## begin ENTRIES PROVIDED

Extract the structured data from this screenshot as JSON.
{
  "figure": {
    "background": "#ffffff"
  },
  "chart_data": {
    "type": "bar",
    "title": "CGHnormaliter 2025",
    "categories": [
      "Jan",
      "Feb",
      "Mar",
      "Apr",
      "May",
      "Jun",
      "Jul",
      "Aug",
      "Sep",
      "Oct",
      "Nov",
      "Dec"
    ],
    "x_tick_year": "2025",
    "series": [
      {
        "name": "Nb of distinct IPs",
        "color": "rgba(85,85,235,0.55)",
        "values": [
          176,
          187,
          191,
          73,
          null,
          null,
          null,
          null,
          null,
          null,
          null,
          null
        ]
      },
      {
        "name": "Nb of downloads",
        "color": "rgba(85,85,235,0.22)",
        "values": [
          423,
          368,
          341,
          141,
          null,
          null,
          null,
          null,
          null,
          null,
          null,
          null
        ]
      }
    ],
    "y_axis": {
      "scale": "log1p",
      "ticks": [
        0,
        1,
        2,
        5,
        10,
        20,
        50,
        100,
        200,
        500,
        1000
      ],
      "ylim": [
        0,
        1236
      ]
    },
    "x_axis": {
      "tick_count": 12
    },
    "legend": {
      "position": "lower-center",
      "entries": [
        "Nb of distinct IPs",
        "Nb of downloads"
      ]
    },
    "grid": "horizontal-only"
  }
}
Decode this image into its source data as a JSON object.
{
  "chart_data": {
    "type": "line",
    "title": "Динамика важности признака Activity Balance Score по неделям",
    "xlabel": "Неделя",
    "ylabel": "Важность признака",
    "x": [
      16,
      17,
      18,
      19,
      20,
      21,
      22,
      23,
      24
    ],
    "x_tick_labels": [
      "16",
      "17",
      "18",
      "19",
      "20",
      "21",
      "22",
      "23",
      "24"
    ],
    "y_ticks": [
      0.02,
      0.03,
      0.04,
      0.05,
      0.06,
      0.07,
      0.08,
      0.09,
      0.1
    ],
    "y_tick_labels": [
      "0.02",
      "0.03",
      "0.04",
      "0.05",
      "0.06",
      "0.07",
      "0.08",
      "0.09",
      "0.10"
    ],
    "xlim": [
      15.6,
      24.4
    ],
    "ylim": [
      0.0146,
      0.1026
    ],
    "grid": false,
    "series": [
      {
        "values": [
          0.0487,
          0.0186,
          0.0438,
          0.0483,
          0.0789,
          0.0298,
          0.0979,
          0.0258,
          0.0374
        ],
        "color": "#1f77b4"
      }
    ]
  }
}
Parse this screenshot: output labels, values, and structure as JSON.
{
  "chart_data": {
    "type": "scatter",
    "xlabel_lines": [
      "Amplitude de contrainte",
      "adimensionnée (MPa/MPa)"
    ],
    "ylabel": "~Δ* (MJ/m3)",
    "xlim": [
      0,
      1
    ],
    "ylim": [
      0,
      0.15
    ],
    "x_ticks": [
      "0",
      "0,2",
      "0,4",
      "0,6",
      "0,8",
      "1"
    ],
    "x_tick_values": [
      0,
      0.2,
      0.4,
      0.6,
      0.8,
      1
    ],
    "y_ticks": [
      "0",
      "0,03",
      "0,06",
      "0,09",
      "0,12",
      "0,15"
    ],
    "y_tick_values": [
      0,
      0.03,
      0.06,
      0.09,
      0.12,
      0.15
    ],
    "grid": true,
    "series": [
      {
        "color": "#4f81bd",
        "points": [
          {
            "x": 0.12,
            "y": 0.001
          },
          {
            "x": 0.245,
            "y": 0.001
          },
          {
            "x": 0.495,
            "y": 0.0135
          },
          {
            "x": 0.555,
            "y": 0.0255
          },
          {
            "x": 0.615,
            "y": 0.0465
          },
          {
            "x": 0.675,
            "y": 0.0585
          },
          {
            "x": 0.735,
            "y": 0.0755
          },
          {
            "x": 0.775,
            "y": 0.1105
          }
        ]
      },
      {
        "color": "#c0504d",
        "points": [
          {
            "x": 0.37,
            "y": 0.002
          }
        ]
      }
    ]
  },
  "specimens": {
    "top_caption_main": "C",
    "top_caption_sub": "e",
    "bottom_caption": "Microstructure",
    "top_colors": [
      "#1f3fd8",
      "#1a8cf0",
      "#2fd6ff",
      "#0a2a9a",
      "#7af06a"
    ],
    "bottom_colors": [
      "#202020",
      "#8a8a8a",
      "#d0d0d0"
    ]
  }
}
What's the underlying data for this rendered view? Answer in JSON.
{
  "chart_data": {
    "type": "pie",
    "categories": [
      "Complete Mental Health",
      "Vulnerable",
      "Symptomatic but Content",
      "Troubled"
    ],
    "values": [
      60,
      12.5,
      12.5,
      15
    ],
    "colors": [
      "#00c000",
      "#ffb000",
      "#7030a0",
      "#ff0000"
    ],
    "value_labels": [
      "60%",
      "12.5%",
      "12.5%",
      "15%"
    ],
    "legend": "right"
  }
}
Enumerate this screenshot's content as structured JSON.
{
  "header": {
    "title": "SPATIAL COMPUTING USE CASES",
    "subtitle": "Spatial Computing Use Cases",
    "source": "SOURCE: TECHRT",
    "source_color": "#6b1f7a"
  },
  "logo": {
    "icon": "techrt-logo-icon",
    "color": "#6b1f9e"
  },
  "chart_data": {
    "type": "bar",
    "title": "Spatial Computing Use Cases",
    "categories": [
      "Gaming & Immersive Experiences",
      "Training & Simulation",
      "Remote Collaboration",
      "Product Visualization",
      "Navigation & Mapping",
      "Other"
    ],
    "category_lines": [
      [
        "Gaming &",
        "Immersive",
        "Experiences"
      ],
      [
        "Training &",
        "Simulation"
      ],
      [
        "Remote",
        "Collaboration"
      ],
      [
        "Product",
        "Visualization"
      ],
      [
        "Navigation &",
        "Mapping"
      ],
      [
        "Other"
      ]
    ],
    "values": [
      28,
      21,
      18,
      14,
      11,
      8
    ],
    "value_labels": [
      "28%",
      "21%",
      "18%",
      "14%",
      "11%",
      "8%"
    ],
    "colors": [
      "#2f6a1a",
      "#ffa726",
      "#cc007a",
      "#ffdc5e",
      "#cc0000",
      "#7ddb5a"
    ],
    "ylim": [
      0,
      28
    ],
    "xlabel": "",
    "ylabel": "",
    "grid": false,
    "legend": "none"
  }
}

## end ENTRIES PROVIDED

TASK DETAILS — Copy out the whole listing exactly as written.

FINISHED ANSWER —
Extract the structured data from this screenshot as JSON.
{
  "figure": {
    "background": "#ffffff"
  },
  "chart_data": {
    "type": "bar",
    "title": "CGHnormaliter 2025",
    "categories": [
      "Jan",
      "Feb",
      "Mar",
      "Apr",
      "May",
      "Jun",
      "Jul",
      "Aug",
      "Sep",
      "Oct",
      "Nov",
      "Dec"
    ],
    "x_tick_year": "2025",
    "series": [
      {
        "name": "Nb of distinct IPs",
        "color": "rgba(85,85,235,0.55)",
        "values": [
          176,
          187,
          191,
          73,
          null,
          null,
          null,
          null,
          null,
          null,
          null,
          null
        ]
      },
      {
        "name": "Nb of downloads",
        "color": "rgba(85,85,235,0.22)",
        "values": [
          423,
          368,
          341,
          141,
          null,
          null,
          null,
          null,
          null,
          null,
          null,
          null
        ]
      }
    ],
    "y_axis": {
      "scale": "log1p",
      "ticks": [
        0,
        1,
        2,
        5,
        10,
        20,
        50,
        100,
        200,
        500,
        1000
      ],
      "ylim": [
        0,
        1236
      ]
    },
    "x_axis": {
      "tick_count": 12
    },
    "legend": {
      "position": "lower-center",
      "entries": [
        "Nb of distinct IPs",
        "Nb of downloads"
      ]
    },
    "grid": "horizontal-only"
  }
}
Decode this image into its source data as a JSON object.
{
  "chart_data": {
    "type": "line",
    "title": "Динамика важности признака Activity Balance Score по неделям",
    "xlabel": "Неделя",
    "ylabel": "Важность признака",
    "x": [
      16,
      17,
      18,
      19,
      20,
      21,
      22,
      23,
      24
    ],
    "x_tick_labels": [
      "16",
      "17",
      "18",
      "19",
      "20",
      "21",
      "22",
      "23",
      "24"
    ],
    "y_ticks": [
      0.02,
      0.03,
      0.04,
      0.05,
      0.06,
      0.07,
      0.08,
      0.09,
      0.1
    ],
    "y_tick_labels": [
      "0.02",
      "0.03",
      "0.04",
      "0.05",
      "0.06",
      "0.07",
      "0.08",
      "0.09",
      "0.10"
    ],
    "xlim": [
      15.6,
      24.4
    ],
    "ylim": [
      0.0146,
      0.1026
    ],
    "grid": false,
    "series": [
      {
        "values": [
          0.0487,
          0.0186,
          0.0438,
          0.0483,
          0.0789,
          0.0298,
          0.0979,
          0.0258,
          0.0374
        ],
        "color": "#1f77b4"
      }
    ]
  }
}
Parse this screenshot: output labels, values, and structure as JSON.
{
  "chart_data": {
    "type": "scatter",
    "xlabel_lines": [
      "Amplitude de contrainte",
      "adimensionnée (MPa/MPa)"
    ],
    "ylabel": "~Δ* (MJ/m3)",
    "xlim": [
      0,
      1
    ],
    "ylim": [
      0,
      0.15
    ],
    "x_ticks": [
      "0",
      "0,2",
      "0,4",
      "0,6",
      "0,8",
      "1"
    ],
    "x_tick_values": [
      0,
      0.2,
      0.4,
      0.6,
      0.8,
      1
    ],
    "y_ticks": [
      "0",
      "0,03",
      "0,06",
      "0,09",
      "0,12",
      "0,15"
    ],
    "y_tick_values": [
      0,
      0.03,
      0.06,
      0.09,
      0.12,
      0.15
    ],
    "grid": true,
    "series": [
      {
        "color": "#4f81bd",
        "points": [
          {
            "x": 0.12,
            "y": 0.001
          },
          {
            "x": 0.245,
            "y": 0.001
          },
          {
            "x": 0.495,
            "y": 0.0135
          },
          {
            "x": 0.555,
            "y": 0.0255
          },
          {
            "x": 0.615,
            "y": 0.0465
          },
          {
            "x": 0.675,
            "y": 0.0585
          },
          {
            "x": 0.735,
            "y": 0.0755
          },
          {
            "x": 0.775,
            "y": 0.1105
          }
        ]
      },
      {
        "color": "#c0504d",
        "points": [
          {
            "x": 0.37,
            "y": 0.002
          }
        ]
      }
    ]
  },
  "specimens": {
    "top_caption_main": "C",
    "top_caption_sub": "e",
    "bottom_caption": "Microstructure",
    "top_colors": [
      "#1f3fd8",
      "#1a8cf0",
      "#2fd6ff",
      "#0a2a9a",
      "#7af06a"
    ],
    "bottom_colors": [
      "#202020",
      "#8a8a8a",
      "#d0d0d0"
    ]
  }
}
What's the underlying data for this rendered view? Answer in JSON.
{
  "chart_data": {
    "type": "pie",
    "categories": [
      "Complete Mental Health",
      "Vulnerable",
      "Symptomatic but Content",
      "Troubled"
    ],
    "values": [
      60,
      12.5,
      12.5,
      15
    ],
    "colors": [
      "#00c000",
      "#ffb000",
      "#7030a0",
      "#ff0000"
    ],
    "value_labels": [
      "60%",
      "12.5%",
      "12.5%",
      "15%"
    ],
    "legend": "right"
  }
}
Enumerate this screenshot's content as structured JSON.
{
  "header": {
    "title": "SPATIAL COMPUTING USE CASES",
    "subtitle": "Spatial Computing Use Cases",
    "source": "SOURCE: TECHRT",
    "source_color": "#6b1f7a"
  },
  "logo": {
    "icon": "techrt-logo-icon",
    "color": "#6b1f9e"
  },
  "chart_data": {
    "type": "bar",
    "title": "Spatial Computing Use Cases",
    "categories": [
      "Gaming & Immersive Experiences",
      "Training & Simulation",
      "Remote Collaboration",
      "Product Visualization",
      "Navigation & Mapping",
      "Other"
    ],
    "category_lines": [
      [
        "Gaming &",
        "Immersive",
        "Experiences"
      ],
      [
        "Training &",
        "Simulation"
      ],
      [
        "Remote",
        "Collaboration"
      ],
      [
        "Product",
        "Visualization"
      ],
      [
        "Navigation &",
        "Mapping"
      ],
      [
        "Other"
      ]
    ],
    "values": [
      28,
      21,
      18,
      14,
      11,
      8
    ],
    "value_labels": [
      "28%",
      "21%",
      "18%",
      "14%",
      "11%",
      "8%"
    ],
    "colors": [
      "#2f6a1a",
      "#ffa726",
      "#cc007a",
      "#ffdc5e",
      "#cc0000",
      "#7ddb5a"
    ],
    "ylim": [
      0,
      28
    ],
    "xlabel": "",
    "ylabel": "",
    "grid": false,
    "legend": "none"
  }
}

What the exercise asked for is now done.